** START **

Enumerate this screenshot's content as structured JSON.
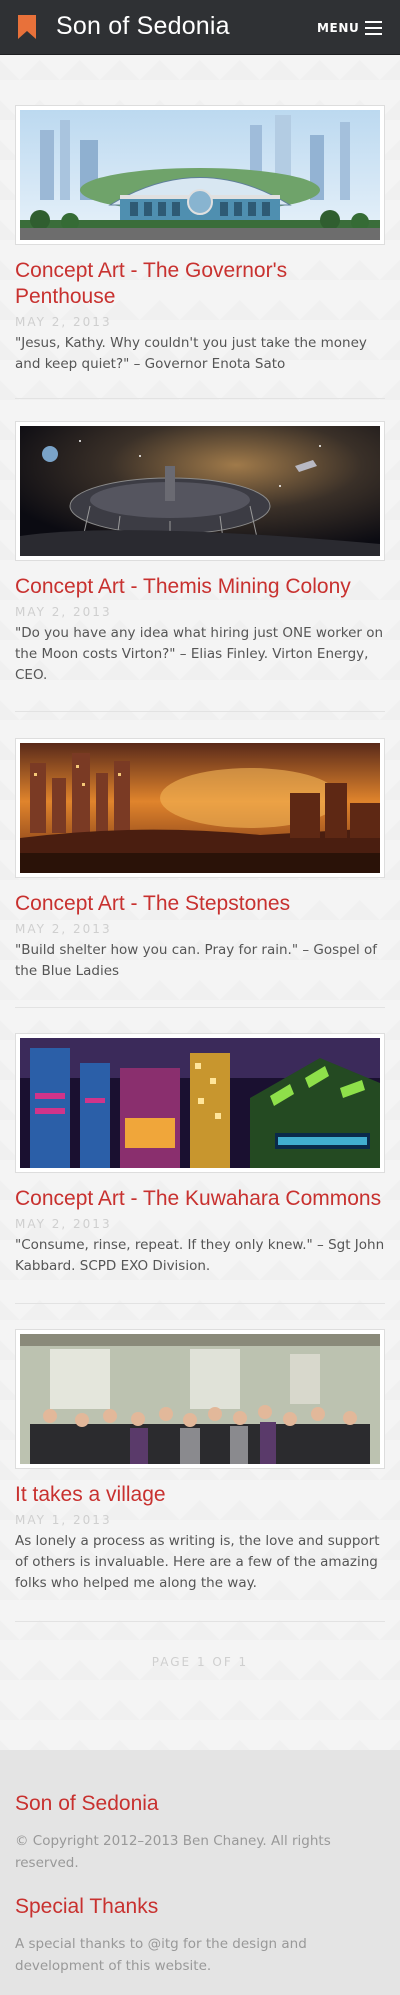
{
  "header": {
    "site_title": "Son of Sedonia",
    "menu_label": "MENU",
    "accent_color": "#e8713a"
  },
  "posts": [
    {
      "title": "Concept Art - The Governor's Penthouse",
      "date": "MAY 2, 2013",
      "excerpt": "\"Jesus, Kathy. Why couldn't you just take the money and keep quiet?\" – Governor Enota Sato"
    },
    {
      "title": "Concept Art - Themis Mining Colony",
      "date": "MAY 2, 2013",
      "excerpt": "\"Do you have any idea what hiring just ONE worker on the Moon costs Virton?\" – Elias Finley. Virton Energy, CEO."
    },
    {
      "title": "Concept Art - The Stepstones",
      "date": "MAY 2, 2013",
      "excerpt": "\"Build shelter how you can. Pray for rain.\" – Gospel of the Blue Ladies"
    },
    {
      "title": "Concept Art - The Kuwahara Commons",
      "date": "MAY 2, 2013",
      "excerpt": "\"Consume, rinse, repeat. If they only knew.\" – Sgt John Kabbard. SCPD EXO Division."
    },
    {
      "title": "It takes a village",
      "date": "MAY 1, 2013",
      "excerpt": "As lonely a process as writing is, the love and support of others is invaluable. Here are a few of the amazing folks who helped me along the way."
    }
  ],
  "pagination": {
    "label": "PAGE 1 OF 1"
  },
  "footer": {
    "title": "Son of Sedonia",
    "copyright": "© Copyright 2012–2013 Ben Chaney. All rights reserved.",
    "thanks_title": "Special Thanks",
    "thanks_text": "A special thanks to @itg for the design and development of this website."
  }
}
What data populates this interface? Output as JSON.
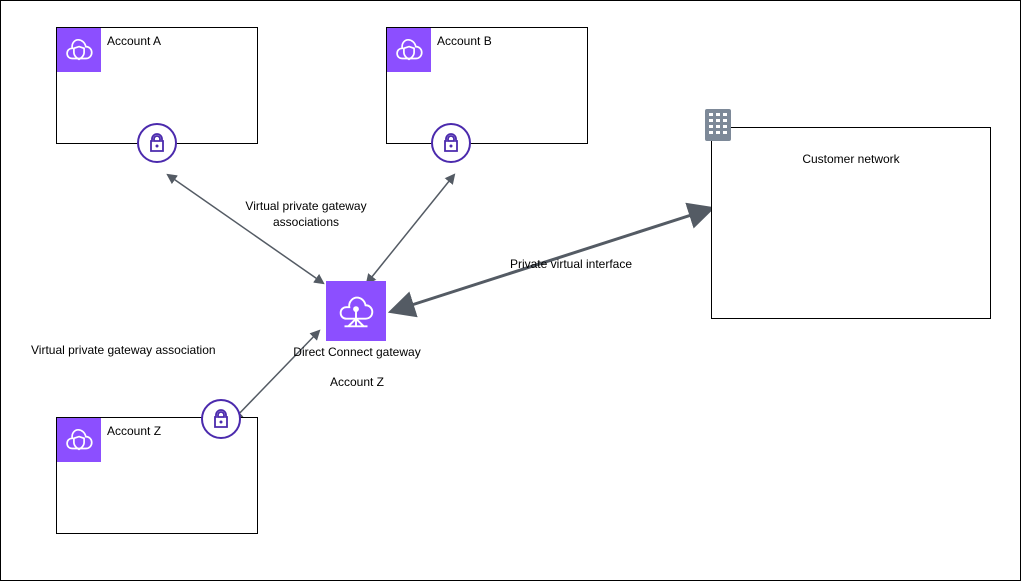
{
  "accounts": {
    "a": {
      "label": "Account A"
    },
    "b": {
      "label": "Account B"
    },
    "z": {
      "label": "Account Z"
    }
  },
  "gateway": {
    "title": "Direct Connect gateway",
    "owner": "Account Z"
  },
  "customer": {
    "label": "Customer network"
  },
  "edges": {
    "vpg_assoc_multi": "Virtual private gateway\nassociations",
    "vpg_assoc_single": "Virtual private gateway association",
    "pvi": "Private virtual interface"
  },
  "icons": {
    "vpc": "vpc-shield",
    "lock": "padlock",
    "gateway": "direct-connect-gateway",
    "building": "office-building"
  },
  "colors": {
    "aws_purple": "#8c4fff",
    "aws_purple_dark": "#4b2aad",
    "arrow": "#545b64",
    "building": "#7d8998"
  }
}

** END **

> [AIM]:
Among the lines of the data, identify those with the word "Concept". Copy each of them.

> [COMPLETE ANSWER]:
      "title": "Concept Art - The Governor's Penthouse",
      "title": "Concept Art - Themis Mining Colony",
      "title": "Concept Art - The Stepstones",
      "title": "Concept Art - The Kuwahara Commons",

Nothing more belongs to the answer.